Stored records:
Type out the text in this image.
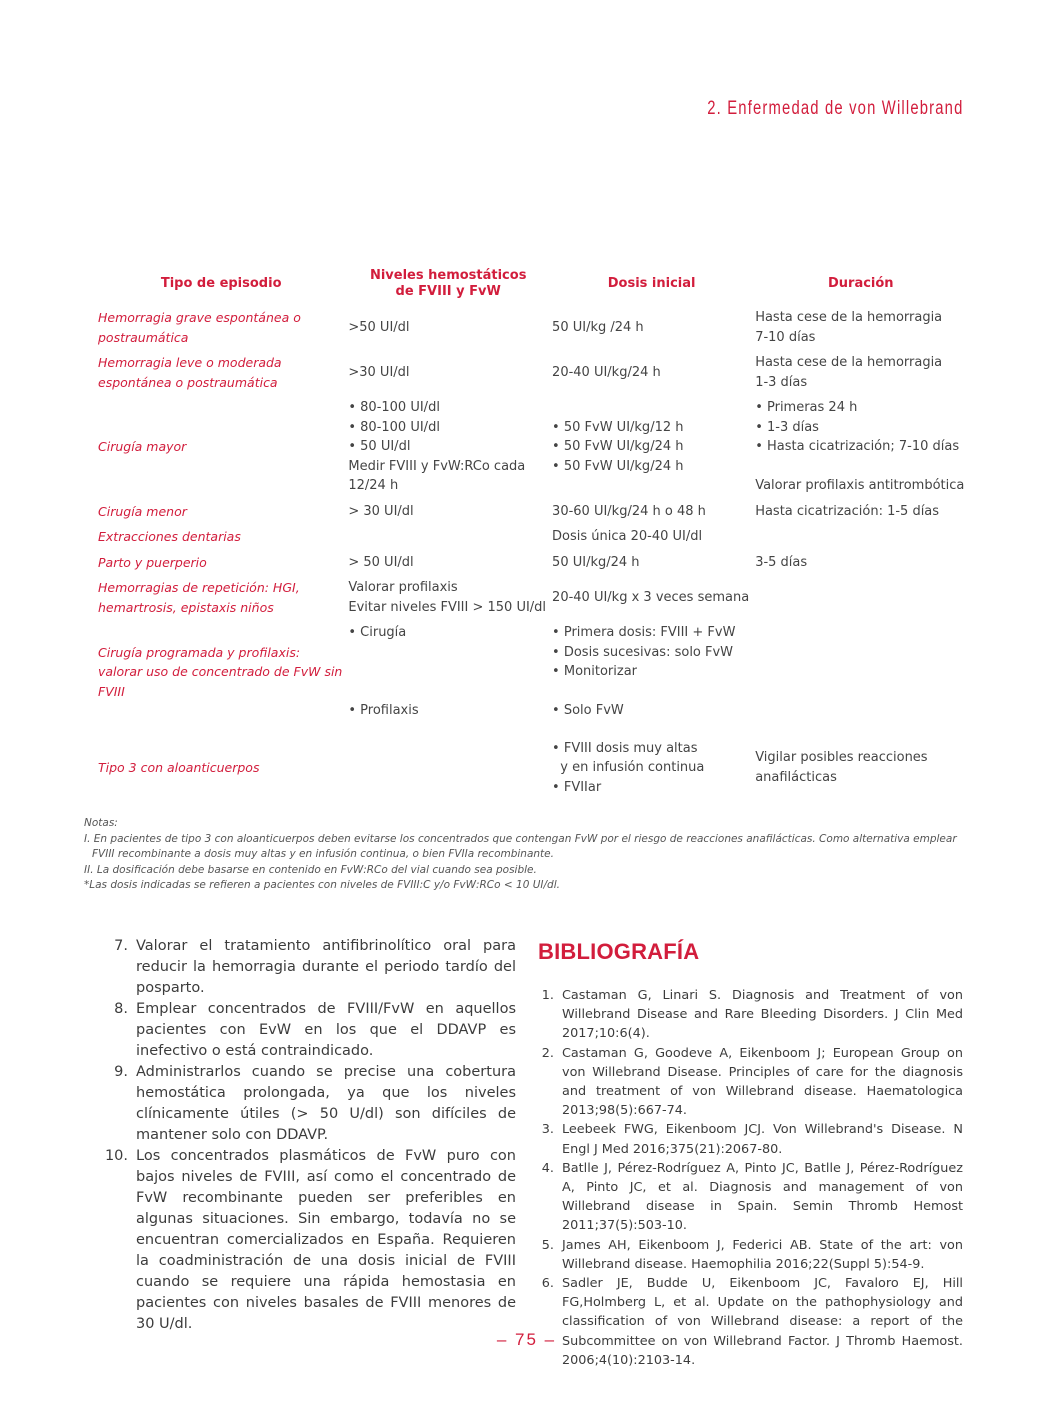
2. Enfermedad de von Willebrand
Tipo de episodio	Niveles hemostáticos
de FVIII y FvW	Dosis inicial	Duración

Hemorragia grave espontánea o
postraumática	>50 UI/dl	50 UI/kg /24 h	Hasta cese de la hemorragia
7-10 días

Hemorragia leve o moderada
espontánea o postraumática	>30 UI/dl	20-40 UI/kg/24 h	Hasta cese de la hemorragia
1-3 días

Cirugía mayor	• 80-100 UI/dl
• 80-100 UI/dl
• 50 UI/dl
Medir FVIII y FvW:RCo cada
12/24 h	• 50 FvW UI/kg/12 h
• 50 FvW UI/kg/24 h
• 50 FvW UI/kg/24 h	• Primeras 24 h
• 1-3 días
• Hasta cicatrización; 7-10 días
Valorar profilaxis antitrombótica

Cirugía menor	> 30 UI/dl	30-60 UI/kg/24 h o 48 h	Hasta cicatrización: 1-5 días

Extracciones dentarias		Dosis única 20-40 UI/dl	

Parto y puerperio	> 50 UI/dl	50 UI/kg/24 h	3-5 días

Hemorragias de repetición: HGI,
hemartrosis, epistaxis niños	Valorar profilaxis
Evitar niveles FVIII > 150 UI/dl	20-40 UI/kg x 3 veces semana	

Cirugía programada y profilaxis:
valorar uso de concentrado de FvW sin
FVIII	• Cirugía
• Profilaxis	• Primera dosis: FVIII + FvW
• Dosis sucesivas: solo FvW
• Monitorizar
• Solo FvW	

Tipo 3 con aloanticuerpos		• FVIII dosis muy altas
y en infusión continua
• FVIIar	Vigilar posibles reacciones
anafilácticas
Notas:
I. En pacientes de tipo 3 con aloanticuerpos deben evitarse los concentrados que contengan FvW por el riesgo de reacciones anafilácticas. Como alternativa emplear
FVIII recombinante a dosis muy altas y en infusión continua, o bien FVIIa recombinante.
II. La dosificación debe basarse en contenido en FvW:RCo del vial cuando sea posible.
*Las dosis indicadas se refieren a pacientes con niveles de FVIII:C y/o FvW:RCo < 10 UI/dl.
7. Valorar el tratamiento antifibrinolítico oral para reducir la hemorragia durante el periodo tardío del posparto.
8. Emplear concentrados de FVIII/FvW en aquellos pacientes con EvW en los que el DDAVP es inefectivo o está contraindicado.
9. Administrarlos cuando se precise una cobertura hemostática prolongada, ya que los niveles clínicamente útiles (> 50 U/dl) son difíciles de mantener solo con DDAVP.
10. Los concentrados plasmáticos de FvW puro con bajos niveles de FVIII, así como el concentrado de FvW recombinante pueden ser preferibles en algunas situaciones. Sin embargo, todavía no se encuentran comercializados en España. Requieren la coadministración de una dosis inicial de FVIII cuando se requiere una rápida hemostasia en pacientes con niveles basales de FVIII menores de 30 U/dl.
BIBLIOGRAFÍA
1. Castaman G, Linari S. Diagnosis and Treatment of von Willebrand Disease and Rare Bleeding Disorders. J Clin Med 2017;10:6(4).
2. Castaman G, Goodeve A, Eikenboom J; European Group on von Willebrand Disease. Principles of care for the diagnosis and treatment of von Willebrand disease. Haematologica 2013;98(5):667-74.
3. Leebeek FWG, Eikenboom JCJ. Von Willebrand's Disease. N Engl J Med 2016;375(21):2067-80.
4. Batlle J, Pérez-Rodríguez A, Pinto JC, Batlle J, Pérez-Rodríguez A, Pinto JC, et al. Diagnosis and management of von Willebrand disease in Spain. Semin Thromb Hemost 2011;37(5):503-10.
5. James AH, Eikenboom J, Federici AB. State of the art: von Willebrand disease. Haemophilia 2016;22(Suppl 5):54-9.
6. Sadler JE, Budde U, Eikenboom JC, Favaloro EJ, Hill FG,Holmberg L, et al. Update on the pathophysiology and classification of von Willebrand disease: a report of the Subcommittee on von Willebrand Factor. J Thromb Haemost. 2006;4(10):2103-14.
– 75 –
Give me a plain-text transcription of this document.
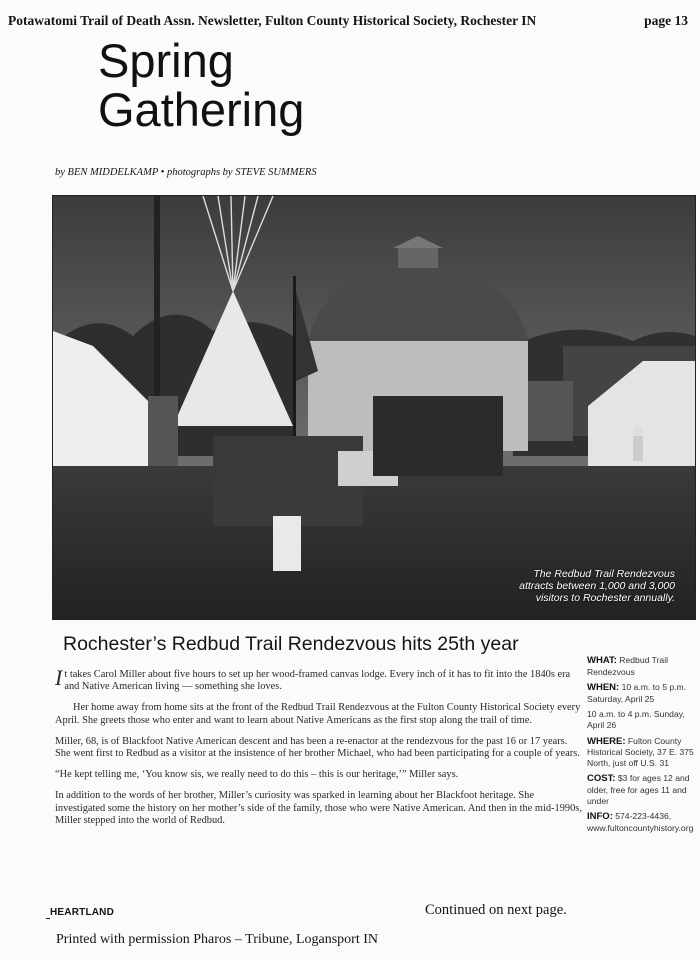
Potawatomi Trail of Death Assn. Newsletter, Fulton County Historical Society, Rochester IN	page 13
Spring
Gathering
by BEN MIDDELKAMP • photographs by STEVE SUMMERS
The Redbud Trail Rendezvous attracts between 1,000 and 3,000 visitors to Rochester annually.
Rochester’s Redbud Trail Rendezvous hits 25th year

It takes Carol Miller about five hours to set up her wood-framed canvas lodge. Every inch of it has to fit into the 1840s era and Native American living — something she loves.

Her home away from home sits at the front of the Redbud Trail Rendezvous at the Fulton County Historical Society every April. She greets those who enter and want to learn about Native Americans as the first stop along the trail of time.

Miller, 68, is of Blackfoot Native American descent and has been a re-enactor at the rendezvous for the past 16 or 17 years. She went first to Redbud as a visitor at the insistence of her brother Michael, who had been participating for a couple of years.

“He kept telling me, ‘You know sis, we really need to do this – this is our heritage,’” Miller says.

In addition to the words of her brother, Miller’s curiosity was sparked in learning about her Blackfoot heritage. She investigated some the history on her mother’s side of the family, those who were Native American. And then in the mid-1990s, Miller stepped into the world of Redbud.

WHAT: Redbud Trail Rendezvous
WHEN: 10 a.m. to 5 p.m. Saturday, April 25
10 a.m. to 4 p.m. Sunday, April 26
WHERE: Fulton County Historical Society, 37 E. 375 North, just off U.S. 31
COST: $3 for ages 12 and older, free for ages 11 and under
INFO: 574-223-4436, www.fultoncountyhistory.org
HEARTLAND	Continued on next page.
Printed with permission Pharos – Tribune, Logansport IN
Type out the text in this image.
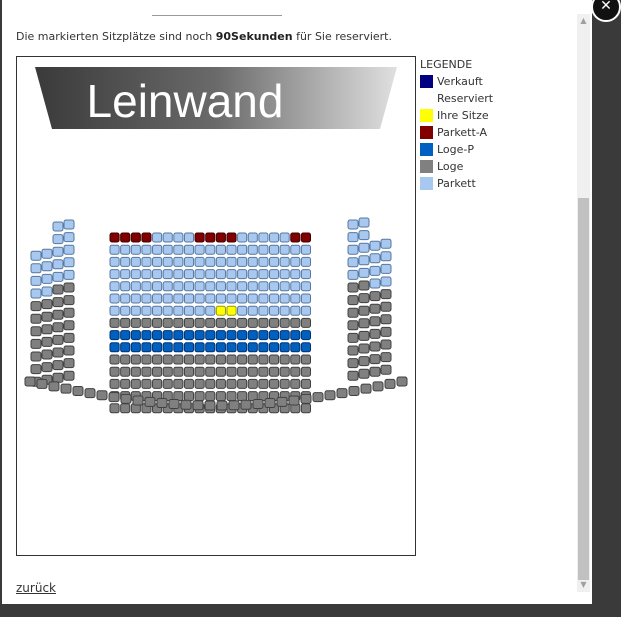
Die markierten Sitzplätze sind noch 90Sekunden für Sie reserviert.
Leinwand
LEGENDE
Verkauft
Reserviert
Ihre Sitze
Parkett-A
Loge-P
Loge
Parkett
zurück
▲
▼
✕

**Stated task:**
Leave the images out and output the remaining material exactly as it stands.

**Expected answer:**
Type out the text in this image.
2. Enfermedad de von Willebrand
Tipo de episodio	Niveles hemostáticos
de FVIII y FvW	Dosis inicial	Duración

Hemorragia grave espontánea o
postraumática	>50 UI/dl	50 UI/kg /24 h	Hasta cese de la hemorragia
7-10 días

Hemorragia leve o moderada
espontánea o postraumática	>30 UI/dl	20-40 UI/kg/24 h	Hasta cese de la hemorragia
1-3 días

Cirugía mayor	• 80-100 UI/dl
• 80-100 UI/dl
• 50 UI/dl
Medir FVIII y FvW:RCo cada
12/24 h	• 50 FvW UI/kg/12 h
• 50 FvW UI/kg/24 h
• 50 FvW UI/kg/24 h	• Primeras 24 h
• 1-3 días
• Hasta cicatrización; 7-10 días
Valorar profilaxis antitrombótica

Cirugía menor	> 30 UI/dl	30-60 UI/kg/24 h o 48 h	Hasta cicatrización: 1-5 días

Extracciones dentarias		Dosis única 20-40 UI/dl	

Parto y puerperio	> 50 UI/dl	50 UI/kg/24 h	3-5 días

Hemorragias de repetición: HGI,
hemartrosis, epistaxis niños	Valorar profilaxis
Evitar niveles FVIII > 150 UI/dl	20-40 UI/kg x 3 veces semana	

Cirugía programada y profilaxis:
valorar uso de concentrado de FvW sin
FVIII	• Cirugía
• Profilaxis	• Primera dosis: FVIII + FvW
• Dosis sucesivas: solo FvW
• Monitorizar
• Solo FvW	

Tipo 3 con aloanticuerpos		• FVIII dosis muy altas
y en infusión continua
• FVIIar	Vigilar posibles reacciones
anafilácticas
Notas:
I. En pacientes de tipo 3 con aloanticuerpos deben evitarse los concentrados que contengan FvW por el riesgo de reacciones anafilácticas. Como alternativa emplear
FVIII recombinante a dosis muy altas y en infusión continua, o bien FVIIa recombinante.
II. La dosificación debe basarse en contenido en FvW:RCo del vial cuando sea posible.
*Las dosis indicadas se refieren a pacientes con niveles de FVIII:C y/o FvW:RCo < 10 UI/dl.
7. Valorar el tratamiento antifibrinolítico oral para reducir la hemorragia durante el periodo tardío del posparto.
8. Emplear concentrados de FVIII/FvW en aquellos pacientes con EvW en los que el DDAVP es inefectivo o está contraindicado.
9. Administrarlos cuando se precise una cobertura hemostática prolongada, ya que los niveles clínicamente útiles (> 50 U/dl) son difíciles de mantener solo con DDAVP.
10. Los concentrados plasmáticos de FvW puro con bajos niveles de FVIII, así como el concentrado de FvW recombinante pueden ser preferibles en algunas situaciones. Sin embargo, todavía no se encuentran comercializados en España. Requieren la coadministración de una dosis inicial de FVIII cuando se requiere una rápida hemostasia en pacientes con niveles basales de FVIII menores de 30 U/dl.
BIBLIOGRAFÍA
1. Castaman G, Linari S. Diagnosis and Treatment of von Willebrand Disease and Rare Bleeding Disorders. J Clin Med 2017;10:6(4).
2. Castaman G, Goodeve A, Eikenboom J; European Group on von Willebrand Disease. Principles of care for the diagnosis and treatment of von Willebrand disease. Haematologica 2013;98(5):667-74.
3. Leebeek FWG, Eikenboom JCJ. Von Willebrand's Disease. N Engl J Med 2016;375(21):2067-80.
4. Batlle J, Pérez-Rodríguez A, Pinto JC, Batlle J, Pérez-Rodríguez A, Pinto JC, et al. Diagnosis and management of von Willebrand disease in Spain. Semin Thromb Hemost 2011;37(5):503-10.
5. James AH, Eikenboom J, Federici AB. State of the art: von Willebrand disease. Haemophilia 2016;22(Suppl 5):54-9.
6. Sadler JE, Budde U, Eikenboom JC, Favaloro EJ, Hill FG,Holmberg L, et al. Update on the pathophysiology and classification of von Willebrand disease: a report of the Subcommittee on von Willebrand Factor. J Thromb Haemost. 2006;4(10):2103-14.
– 75 –
Give me a plain-text transcription of this document.
Potawatomi Trail of Death Assn. Newsletter, Fulton County Historical Society, Rochester IN	page 13
Spring
Gathering
by BEN MIDDELKAMP • photographs by STEVE SUMMERS
The Redbud Trail Rendezvous attracts between 1,000 and 3,000 visitors to Rochester annually.
Rochester’s Redbud Trail Rendezvous hits 25th year

It takes Carol Miller about five hours to set up her wood-framed canvas lodge. Every inch of it has to fit into the 1840s era and Native American living — something she loves.

Her home away from home sits at the front of the Redbud Trail Rendezvous at the Fulton County Historical Society every April. She greets those who enter and want to learn about Native Americans as the first stop along the trail of time.

Miller, 68, is of Blackfoot Native American descent and has been a re-enactor at the rendezvous for the past 16 or 17 years. She went first to Redbud as a visitor at the insistence of her brother Michael, who had been participating for a couple of years.

“He kept telling me, ‘You know sis, we really need to do this – this is our heritage,’” Miller says.

In addition to the words of her brother, Miller’s curiosity was sparked in learning about her Blackfoot heritage. She investigated some the history on her mother’s side of the family, those who were Native American. And then in the mid-1990s, Miller stepped into the world of Redbud.

WHAT: Redbud Trail Rendezvous
WHEN: 10 a.m. to 5 p.m. Saturday, April 25
10 a.m. to 4 p.m. Sunday, April 26
WHERE: Fulton County Historical Society, 37 E. 375 North, just off U.S. 31
COST: $3 for ages 12 and older, free for ages 11 and under
INFO: 574-223-4436, www.fultoncountyhistory.org
HEARTLAND	Continued on next page.
Printed with permission Pharos – Tribune, Logansport IN
Type out the text in this image.
Die markierten Sitzplätze sind noch 90Sekunden für Sie reserviert.
Leinwand
LEGENDE
Verkauft
Reserviert
Ihre Sitze
Parkett-A
Loge-P
Loge
Parkett
zurück
▲
▼
✕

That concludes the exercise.